Data rows:
----------------------------------------

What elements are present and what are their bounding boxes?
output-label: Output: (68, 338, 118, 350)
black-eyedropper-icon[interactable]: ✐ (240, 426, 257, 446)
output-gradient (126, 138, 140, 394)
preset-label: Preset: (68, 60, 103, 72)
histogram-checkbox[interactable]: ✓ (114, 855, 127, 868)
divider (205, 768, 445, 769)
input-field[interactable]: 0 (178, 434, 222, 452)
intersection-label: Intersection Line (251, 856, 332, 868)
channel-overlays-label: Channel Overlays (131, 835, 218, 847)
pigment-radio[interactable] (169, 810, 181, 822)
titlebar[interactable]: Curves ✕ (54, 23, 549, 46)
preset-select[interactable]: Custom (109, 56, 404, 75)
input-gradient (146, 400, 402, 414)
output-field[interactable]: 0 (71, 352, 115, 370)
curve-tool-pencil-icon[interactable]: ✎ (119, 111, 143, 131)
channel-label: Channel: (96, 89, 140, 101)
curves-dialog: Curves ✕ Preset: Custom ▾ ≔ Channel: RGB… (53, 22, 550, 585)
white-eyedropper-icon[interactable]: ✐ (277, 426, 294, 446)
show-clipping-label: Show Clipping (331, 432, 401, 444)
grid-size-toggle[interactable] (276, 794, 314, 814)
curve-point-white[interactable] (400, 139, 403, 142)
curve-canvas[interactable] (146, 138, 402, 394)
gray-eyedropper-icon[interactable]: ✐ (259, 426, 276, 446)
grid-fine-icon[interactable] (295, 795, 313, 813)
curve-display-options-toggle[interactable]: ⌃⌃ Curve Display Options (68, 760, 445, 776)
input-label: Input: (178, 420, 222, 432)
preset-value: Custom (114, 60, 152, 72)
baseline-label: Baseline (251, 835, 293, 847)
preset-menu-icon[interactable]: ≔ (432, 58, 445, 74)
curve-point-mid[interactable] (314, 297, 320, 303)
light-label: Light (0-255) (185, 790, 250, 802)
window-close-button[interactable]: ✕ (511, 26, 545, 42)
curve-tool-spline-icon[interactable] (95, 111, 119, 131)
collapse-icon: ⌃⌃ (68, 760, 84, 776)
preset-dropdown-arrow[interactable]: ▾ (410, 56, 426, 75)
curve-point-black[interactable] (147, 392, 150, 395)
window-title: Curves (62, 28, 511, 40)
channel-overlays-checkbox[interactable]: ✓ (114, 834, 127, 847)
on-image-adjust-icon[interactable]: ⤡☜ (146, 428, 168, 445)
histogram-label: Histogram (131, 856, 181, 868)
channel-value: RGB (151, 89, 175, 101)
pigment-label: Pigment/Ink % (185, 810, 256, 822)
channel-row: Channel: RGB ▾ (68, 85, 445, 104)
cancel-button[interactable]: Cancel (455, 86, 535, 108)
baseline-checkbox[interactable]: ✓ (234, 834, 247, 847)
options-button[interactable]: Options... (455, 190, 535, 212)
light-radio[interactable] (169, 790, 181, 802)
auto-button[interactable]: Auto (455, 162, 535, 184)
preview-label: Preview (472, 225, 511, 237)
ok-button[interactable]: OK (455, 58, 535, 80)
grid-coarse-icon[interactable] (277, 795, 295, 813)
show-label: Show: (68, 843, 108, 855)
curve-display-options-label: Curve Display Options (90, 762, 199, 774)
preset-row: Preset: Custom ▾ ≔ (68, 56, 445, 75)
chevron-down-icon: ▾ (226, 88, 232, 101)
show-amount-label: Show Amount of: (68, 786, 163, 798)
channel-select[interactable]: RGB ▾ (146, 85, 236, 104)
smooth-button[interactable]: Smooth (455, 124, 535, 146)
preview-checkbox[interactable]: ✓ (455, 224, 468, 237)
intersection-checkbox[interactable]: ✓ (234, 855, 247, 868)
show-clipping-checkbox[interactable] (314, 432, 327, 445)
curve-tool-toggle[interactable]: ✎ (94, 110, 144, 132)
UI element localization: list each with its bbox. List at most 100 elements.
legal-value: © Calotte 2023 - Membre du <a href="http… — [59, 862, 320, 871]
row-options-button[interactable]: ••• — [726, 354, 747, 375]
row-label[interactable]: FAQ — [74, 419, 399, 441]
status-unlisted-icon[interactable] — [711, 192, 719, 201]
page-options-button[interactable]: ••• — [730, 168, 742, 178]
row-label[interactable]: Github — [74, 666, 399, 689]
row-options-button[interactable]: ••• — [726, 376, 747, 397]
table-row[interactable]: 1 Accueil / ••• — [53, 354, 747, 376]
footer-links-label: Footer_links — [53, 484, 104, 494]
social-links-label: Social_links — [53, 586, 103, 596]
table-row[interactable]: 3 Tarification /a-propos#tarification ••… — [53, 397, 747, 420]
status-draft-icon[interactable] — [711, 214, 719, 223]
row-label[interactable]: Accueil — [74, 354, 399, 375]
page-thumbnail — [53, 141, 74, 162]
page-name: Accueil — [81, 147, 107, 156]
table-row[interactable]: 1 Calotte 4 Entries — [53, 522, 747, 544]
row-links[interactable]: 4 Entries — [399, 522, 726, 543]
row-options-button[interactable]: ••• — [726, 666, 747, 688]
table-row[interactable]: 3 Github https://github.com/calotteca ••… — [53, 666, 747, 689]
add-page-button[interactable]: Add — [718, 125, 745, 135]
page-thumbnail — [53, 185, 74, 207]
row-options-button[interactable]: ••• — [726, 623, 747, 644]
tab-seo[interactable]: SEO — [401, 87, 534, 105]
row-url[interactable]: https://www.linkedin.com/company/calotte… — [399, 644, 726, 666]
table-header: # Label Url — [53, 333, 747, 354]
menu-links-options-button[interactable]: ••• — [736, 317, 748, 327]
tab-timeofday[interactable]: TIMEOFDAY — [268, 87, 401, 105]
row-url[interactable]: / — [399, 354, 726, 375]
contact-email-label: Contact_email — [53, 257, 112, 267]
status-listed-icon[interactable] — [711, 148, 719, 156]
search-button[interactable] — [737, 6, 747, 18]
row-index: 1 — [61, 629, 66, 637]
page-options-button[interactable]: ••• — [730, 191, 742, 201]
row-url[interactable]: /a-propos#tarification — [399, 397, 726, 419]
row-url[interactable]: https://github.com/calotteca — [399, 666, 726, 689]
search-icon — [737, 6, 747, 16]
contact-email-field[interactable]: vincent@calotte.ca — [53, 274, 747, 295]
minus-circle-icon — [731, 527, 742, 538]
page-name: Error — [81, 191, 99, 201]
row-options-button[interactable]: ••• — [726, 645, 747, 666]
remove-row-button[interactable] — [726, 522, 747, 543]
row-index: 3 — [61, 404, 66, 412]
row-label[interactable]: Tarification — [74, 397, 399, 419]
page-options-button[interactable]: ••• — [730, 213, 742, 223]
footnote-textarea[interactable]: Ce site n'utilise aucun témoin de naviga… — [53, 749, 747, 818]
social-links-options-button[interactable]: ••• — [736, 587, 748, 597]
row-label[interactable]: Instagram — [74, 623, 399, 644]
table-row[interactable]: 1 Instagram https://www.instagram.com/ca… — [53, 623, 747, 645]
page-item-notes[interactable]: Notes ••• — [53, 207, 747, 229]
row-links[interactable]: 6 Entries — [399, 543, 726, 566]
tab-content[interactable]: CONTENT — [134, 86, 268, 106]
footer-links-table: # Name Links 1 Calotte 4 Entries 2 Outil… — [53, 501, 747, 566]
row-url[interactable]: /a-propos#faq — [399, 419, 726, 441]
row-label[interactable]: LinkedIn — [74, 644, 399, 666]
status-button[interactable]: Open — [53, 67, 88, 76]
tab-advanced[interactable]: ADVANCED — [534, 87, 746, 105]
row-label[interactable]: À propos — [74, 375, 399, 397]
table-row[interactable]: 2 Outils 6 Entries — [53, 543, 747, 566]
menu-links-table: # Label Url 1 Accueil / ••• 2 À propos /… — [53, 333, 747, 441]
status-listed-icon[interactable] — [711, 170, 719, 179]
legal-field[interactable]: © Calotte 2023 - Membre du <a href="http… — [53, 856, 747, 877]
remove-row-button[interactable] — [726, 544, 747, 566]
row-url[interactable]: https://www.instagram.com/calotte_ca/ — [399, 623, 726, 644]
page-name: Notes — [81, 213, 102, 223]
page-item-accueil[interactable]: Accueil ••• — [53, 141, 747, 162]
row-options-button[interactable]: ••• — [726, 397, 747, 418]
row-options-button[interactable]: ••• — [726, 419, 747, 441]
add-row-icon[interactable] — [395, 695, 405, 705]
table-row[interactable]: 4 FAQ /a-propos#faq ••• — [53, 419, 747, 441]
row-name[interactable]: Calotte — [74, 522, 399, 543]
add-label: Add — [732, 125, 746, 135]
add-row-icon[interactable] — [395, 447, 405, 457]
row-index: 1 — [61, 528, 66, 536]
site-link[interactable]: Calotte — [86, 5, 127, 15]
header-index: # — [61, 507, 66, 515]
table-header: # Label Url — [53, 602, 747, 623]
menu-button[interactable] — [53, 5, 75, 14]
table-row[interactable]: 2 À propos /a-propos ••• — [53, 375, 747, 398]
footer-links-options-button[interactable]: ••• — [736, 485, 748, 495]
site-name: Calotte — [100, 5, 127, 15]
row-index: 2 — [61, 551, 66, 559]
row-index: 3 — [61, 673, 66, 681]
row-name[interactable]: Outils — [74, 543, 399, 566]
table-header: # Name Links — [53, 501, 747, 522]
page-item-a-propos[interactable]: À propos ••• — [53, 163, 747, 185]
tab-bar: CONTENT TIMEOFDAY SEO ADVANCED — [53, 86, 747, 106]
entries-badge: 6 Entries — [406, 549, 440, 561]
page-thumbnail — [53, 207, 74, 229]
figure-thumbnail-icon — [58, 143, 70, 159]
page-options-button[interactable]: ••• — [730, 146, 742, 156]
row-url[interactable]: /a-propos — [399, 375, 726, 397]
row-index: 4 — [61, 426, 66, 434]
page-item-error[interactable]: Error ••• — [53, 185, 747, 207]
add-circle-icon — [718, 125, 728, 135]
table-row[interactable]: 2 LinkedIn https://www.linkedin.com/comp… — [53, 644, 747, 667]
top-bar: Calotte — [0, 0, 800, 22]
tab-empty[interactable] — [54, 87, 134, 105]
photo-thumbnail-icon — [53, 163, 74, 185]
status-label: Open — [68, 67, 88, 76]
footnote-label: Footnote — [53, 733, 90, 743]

----------------------------------------

Written task:
Rewrite the lines from the first one through the line containing "channel-row: Channel: RGB", replacing "eyedropper" with "picker" and leaving everything else unchanged.

The output:
What elements are present and what are their bounding boxes?
output-label: Output: (68, 338, 118, 350)
black-picker-icon[interactable]: ✐ (240, 426, 257, 446)
output-gradient (126, 138, 140, 394)
preset-label: Preset: (68, 60, 103, 72)
histogram-checkbox[interactable]: ✓ (114, 855, 127, 868)
divider (205, 768, 445, 769)
input-field[interactable]: 0 (178, 434, 222, 452)
intersection-label: Intersection Line (251, 856, 332, 868)
channel-overlays-label: Channel Overlays (131, 835, 218, 847)
pigment-radio[interactable] (169, 810, 181, 822)
titlebar[interactable]: Curves ✕ (54, 23, 549, 46)
preset-select[interactable]: Custom (109, 56, 404, 75)
input-gradient (146, 400, 402, 414)
output-field[interactable]: 0 (71, 352, 115, 370)
curve-tool-pencil-icon[interactable]: ✎ (119, 111, 143, 131)
channel-label: Channel: (96, 89, 140, 101)
curves-dialog: Curves ✕ Preset: Custom ▾ ≔ Channel: RGB… (53, 22, 550, 585)
white-picker-icon[interactable]: ✐ (277, 426, 294, 446)
show-clipping-label: Show Clipping (331, 432, 401, 444)
grid-size-toggle[interactable] (276, 794, 314, 814)
curve-point-white[interactable] (400, 139, 403, 142)
curve-canvas[interactable] (146, 138, 402, 394)
gray-picker-icon[interactable]: ✐ (259, 426, 276, 446)
grid-fine-icon[interactable] (295, 795, 313, 813)
curve-display-options-toggle[interactable]: ⌃⌃ Curve Display Options (68, 760, 445, 776)
input-label: Input: (178, 420, 222, 432)
preset-value: Custom (114, 60, 152, 72)
baseline-label: Baseline (251, 835, 293, 847)
preset-menu-icon[interactable]: ≔ (432, 58, 445, 74)
curve-point-mid[interactable] (314, 297, 320, 303)
light-label: Light (0-255) (185, 790, 250, 802)
window-close-button[interactable]: ✕ (511, 26, 545, 42)
curve-tool-spline-icon[interactable] (95, 111, 119, 131)
collapse-icon: ⌃⌃ (68, 760, 84, 776)
preset-dropdown-arrow[interactable]: ▾ (410, 56, 426, 75)
curve-point-black[interactable] (147, 392, 150, 395)
window-title: Curves (62, 28, 511, 40)
channel-overlays-checkbox[interactable]: ✓ (114, 834, 127, 847)
on-image-adjust-icon[interactable]: ⤡☜ (146, 428, 168, 445)
histogram-label: Histogram (131, 856, 181, 868)
channel-value: RGB (151, 89, 175, 101)
pigment-label: Pigment/Ink % (185, 810, 256, 822)
channel-row: Channel: RGB ▾ (68, 85, 445, 104)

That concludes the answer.